» **Task directions**:
For this exercise, copy out each line of the material below that includes "Show".

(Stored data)
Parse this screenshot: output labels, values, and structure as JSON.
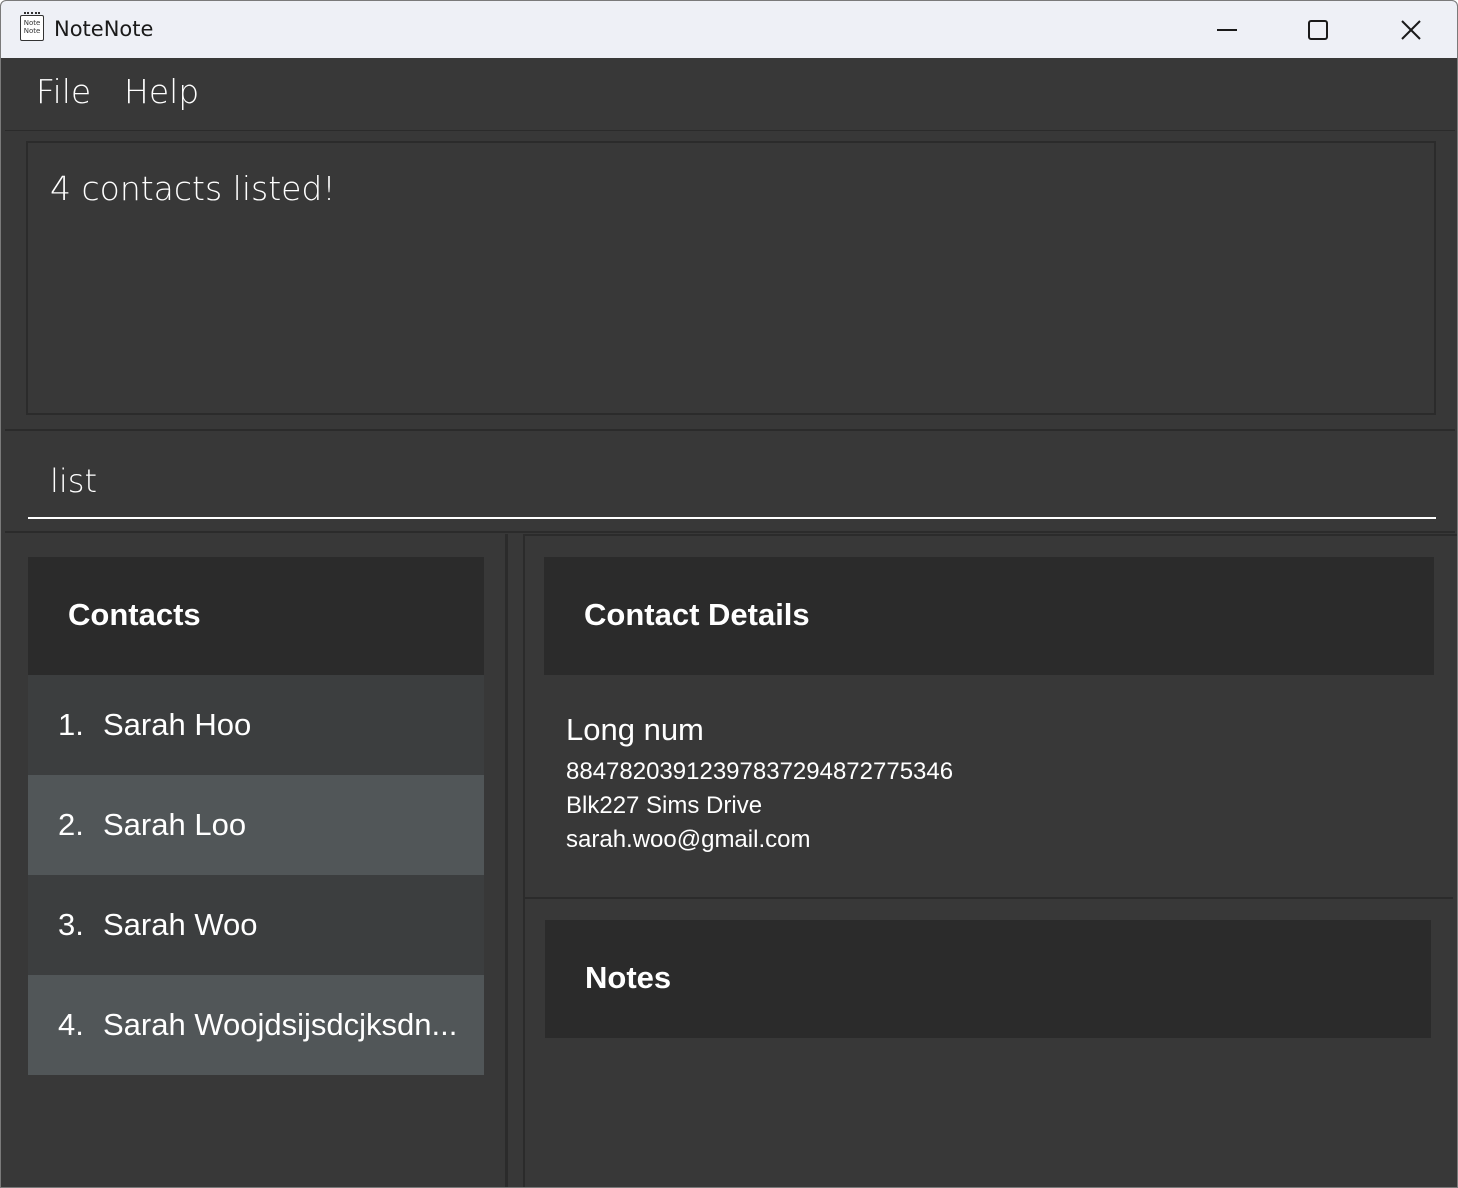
{
  "window": {
    "title": "NoteNote",
    "icon_label": "Note Note"
  },
  "menu": {
    "items": [
      "File",
      "Help"
    ]
  },
  "result": {
    "message": "4 contacts listed!"
  },
  "command": {
    "value": "list"
  },
  "contacts": {
    "header": "Contacts",
    "items": [
      {
        "index": "1.",
        "name": "Sarah Hoo"
      },
      {
        "index": "2.",
        "name": "Sarah Loo"
      },
      {
        "index": "3.",
        "name": "Sarah Woo"
      },
      {
        "index": "4.",
        "name": "Sarah Woojdsijsdcjksdn..."
      }
    ]
  },
  "details": {
    "header": "Contact Details",
    "name": "Long num",
    "phone": "884782039123978372948727753​46",
    "address": "Blk227 Sims Drive",
    "email": "sarah.woo@gmail.com"
  },
  "notes": {
    "header": "Notes"
  },
  "colors": {
    "background": "#383838",
    "header_bg": "#2b2b2b",
    "row_odd": "#3c3e3f",
    "row_even": "#515658",
    "titlebar": "#eef0f6"
  }
}
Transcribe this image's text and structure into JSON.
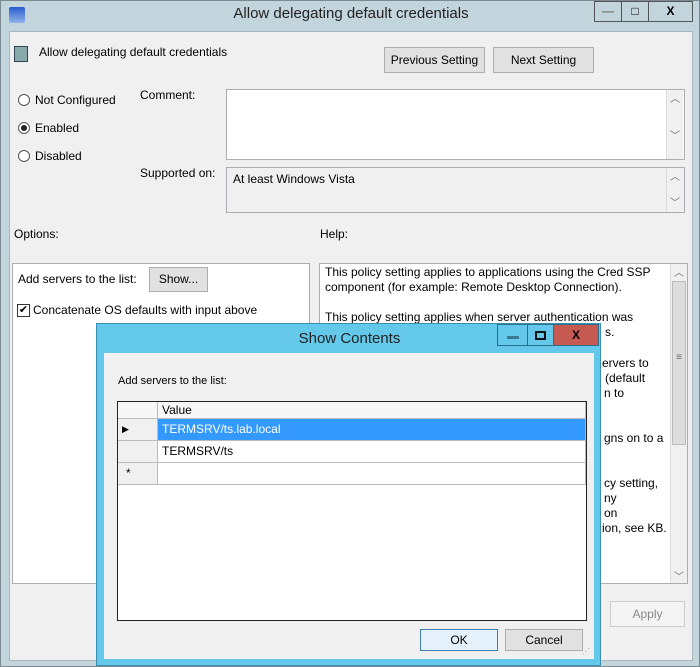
{
  "window": {
    "title": "Allow delegating default credentials",
    "minimize": "—",
    "maximize": "□",
    "close": "X"
  },
  "header": {
    "setting_name": "Allow delegating default credentials",
    "previous": "Previous Setting",
    "next": "Next Setting"
  },
  "state": {
    "options": [
      "Not Configured",
      "Enabled",
      "Disabled"
    ],
    "selected": "Enabled"
  },
  "comment": {
    "label": "Comment:",
    "value": ""
  },
  "supported": {
    "label": "Supported on:",
    "value": "At least Windows Vista"
  },
  "options_label": "Options:",
  "help_label": "Help:",
  "options": {
    "servers_label": "Add servers to the list:",
    "show_button": "Show...",
    "concat_label": "Concatenate OS defaults with input above",
    "concat_checked": true
  },
  "help": {
    "lines": [
      "This policy setting applies to applications using the Cred SSP",
      "component (for example: Remote Desktop Connection).",
      "This policy setting applies when server authentication was"
    ],
    "fragments": [
      "s.",
      "ervers to",
      "(default",
      "n to",
      "gns on to a",
      "cy setting,",
      "ny",
      "on",
      "ion, see KB."
    ]
  },
  "footer": {
    "apply": "Apply",
    "apply_enabled": false
  },
  "dialog": {
    "title": "Show Contents",
    "label": "Add servers to the list:",
    "column": "Value",
    "rows": [
      "TERMSRV/ts.lab.local",
      "TERMSRV/ts"
    ],
    "selected_row": 0,
    "new_row_marker": "*",
    "ok": "OK",
    "cancel": "Cancel"
  },
  "colors": {
    "dialog_title": "#63c8ea",
    "close_red": "#c75a50",
    "selection": "#3399ff"
  }
}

» **Right answer**:
    "show_button": "Show...",
    "title": "Show Contents",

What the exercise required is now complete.